● **Text block**:
┌──
Even when there is no randomness in the cache policy, the addresses themselves are also somewhat random. Virtual addresses within a process used to be mostly the same between two runs of the same program (this is possible because each process gets its own address space), but this made it easy to write reproducible security exploits, so we got ASLR (address space layout randomization), which deliberately shuffles the memory map to make writing reliable exploits harder. Even without ASLR, memory maps for separate runs of the same process weren’t always exactly the same; for example, changing the size of the environment variables or command line can also have a big knock-on effect on the memory map as various areas get moved to make space.

Modifying code in any way whatsoever can have significant effects on memory layout too. If a single function changes size, the linker is going to end up moving everything after it (for a randomly picked function, on average that’s going to be half the program) to a different location.

For anything that is indexed with physical memory addresses (typically L2 and below cache levels, and everything associated with them), things are even less predictable. Two back-to-back runs of the same process may have the same virtual address map if they have the same environment, command line and ASLR is disabled, but they’re unlikely to get assigned the exact same physical memory as the previous run, because physical memory is a globally shared resource between all the processes running on a system, and the OS is servicing physical memory allocations and deallocations all the time.

The end result is that even if you manage to carefully control for other spanners in the works such as background tasks and services (which have a tendency to start intensive tasks like indexing when you least expect it), network traffic (lots of incoming or outgoing packets that are not for your program can have a serious effect), available memory, and GPU/CPU voltage/frequency scaling, it’s possible to end up with dramatic execution time differences between either two runs of the same program, or two runs of two versions of a program that haven’t touched any code in the inner loops.

How bad does this get for real-world code? Now don’t get me wrong, many programs aren’t significantly affected by such issues at all. But some are; and microscopic layout differences can have decidedly macroscopic consequences. The SPECint 2000 “perl” benchmark (which is just the Perl interpreter running some – completely deterministic! – code) is infamous for having +-5% swings (this happens for multiple architectures) whenever anything in the executable changes. “Causes of Performance Instability due to Code Placement in X86” (presentation given at the LLVM US Dev Meeting 2016) has some particularly drastic examples.
└──
● **Material shown**:
┌──
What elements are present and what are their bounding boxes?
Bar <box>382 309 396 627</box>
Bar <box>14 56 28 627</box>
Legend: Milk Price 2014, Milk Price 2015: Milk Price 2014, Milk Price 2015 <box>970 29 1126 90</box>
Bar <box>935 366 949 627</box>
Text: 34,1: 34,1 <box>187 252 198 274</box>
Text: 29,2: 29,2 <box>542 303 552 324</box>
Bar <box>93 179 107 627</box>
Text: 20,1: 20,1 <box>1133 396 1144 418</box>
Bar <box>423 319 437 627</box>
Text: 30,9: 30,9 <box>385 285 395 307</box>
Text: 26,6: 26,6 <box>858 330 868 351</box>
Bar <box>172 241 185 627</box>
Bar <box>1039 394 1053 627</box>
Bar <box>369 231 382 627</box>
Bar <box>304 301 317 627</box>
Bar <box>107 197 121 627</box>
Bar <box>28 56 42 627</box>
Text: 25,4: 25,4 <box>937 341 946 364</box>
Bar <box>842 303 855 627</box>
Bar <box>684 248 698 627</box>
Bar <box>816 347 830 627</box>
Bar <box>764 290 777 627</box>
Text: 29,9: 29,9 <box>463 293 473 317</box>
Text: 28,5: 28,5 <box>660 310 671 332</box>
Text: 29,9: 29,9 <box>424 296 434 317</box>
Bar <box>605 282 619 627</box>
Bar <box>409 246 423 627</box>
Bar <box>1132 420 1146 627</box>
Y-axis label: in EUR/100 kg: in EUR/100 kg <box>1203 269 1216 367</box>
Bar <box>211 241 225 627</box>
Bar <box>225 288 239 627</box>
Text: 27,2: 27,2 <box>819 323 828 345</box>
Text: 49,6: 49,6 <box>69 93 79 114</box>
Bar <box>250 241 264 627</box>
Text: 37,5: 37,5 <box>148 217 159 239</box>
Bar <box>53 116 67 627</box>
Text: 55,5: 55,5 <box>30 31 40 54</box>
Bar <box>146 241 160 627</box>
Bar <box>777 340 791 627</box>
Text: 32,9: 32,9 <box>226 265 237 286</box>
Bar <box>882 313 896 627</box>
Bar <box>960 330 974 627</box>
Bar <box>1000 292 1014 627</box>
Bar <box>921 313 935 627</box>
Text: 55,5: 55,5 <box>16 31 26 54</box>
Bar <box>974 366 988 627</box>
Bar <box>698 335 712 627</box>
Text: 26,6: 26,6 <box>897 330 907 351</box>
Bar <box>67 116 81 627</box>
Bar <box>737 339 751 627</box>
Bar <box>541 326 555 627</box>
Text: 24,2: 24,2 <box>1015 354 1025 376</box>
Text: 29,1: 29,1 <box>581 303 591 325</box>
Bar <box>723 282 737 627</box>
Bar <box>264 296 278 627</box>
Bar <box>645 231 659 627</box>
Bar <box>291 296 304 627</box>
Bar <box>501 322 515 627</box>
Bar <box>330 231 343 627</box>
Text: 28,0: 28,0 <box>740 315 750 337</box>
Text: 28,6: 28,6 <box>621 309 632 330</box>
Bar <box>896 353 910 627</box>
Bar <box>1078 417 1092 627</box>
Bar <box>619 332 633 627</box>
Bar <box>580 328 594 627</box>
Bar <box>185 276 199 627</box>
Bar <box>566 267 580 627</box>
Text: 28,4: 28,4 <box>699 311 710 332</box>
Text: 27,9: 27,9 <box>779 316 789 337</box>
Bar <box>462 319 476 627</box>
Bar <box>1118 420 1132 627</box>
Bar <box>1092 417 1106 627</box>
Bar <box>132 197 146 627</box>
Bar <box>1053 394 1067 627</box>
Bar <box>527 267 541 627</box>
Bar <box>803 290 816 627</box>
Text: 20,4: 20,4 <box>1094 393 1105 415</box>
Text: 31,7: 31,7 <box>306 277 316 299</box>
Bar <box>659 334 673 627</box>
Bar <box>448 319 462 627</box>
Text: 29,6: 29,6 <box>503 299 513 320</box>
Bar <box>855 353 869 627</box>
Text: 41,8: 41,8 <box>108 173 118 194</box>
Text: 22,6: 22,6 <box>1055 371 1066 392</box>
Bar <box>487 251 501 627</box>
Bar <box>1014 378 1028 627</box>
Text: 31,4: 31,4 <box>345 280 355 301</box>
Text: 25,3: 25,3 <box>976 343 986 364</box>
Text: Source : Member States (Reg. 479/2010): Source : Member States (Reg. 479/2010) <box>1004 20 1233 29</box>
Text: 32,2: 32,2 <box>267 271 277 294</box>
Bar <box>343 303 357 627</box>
└──
● **Task list**:
1: Set down, word for word, the section of the passage on memory layout and performance that begins with the words containing "The end result" and ends with "the inner loops.".
2: Supply the next part of the passage on memory layout and performance, starting after its final sentence.
The material is not needed here.

● **Per-task outputs**:
1:
The end result is that even if you manage to carefully control for other spanners in the works such as background tasks and services (which have a tendency to start intensive tasks like indexing when you least expect it), network traffic (lots of incoming or outgoing packets that are not for your program can have a serious effect), available memory, and GPU/CPU voltage/frequency scaling, it’s possible to end up with dramatic execution time differences between either two runs of the same program, or two runs of two versions of a program that haven’t touched any code in the inner loops.

2:
This kind of thing is particularly insidious when you’re spending time tinkering with some hot loop. Ever made a change that really should have made things faster but instead was a noticeable slow-down? Often these things are explained if you look at the generated machine code (if you are the kind of person who does that, that is), but sometimes they really are completely mysterious and apparently random – or at least “twitchy”, meaning there are big swings whenever you make any change, with no discernible rhyme or reason. It’s really frustrating to chase this type of problem down if you’re ever stuck with it (it involves a lot of staring at CPU performance counters between different versions of a program), but probably worse is when you don’t notice it’s happening at all, and think that what ends up being a “random” (or at least accidental/unintended) fluctuation is due to an intentional change working as expected.

That’s where this paper comes in. Stabilizer uses various tricks to (to the extent possible) re-randomize memory layout in LLVM-compiled code periodically while the app is running. It can’t move existing allocations, but it can add random padding on thread stacks, make new heap allocations return addresses in a different range, and shuffle machine code around. While any individual memory layout has its own biases, sampling over many independent memory layouts during a test run allows systematically controlling for memory layout effects. Ideally (if the memory layout gets sufficiently randomized and there are no other confounding factors), it results in the different runs being independent and identically distributed, meaning the Central Limit Theorem applies and the resulting sum distribution is Gaussian. That’s very good news because Gaussians are easy to do statistical hypothesis testing with, which the paper then proceeds to do.

I wish this kind of thing was standard on every platform I’m developing for, but sadly the paper’s implementation never seems to have made it past a research prototype (as far as I can tell).

20. Tomasulo – “An efficient algorithm for exploiting multiple arithmetic units” (1967; computer architecture)

Many important computer architecture ideas are way older than you might expect. The primary reason is that there was intensive research and fierce competition in the mainframe/supercomputer market in the 1960s and 70s. Decades later, after advances in semiconductor manufacturing made microprocessors (entire processors on a single chip!) first possible and then kept the available transistor budget at consumer-relevant prices increasing exponentially, more and more ideas that used to be limited to top-of-the-line, room-sized computing devices became relevant for mass-market electronics.

Tomasulo’s paper talks about the floating-point unit in the very top of the line of the famous System/360 series, the Model 91. Sources disagree on how many of these were ever built; the count is somewhere between 10 and 20. Worldwide. Just the CPU set you back about $5.5 million, in 1966 dollars (which would be $41.5 million at the time I’m writing this, September 2017). But it wouldn’t do you much good by itself; you’d also want to shop for a console, a couple punch-card readers, a tape drive or two, maybe even a disk drive, some line printers… you get the idea. My point being, the computer market was different in the 1960s.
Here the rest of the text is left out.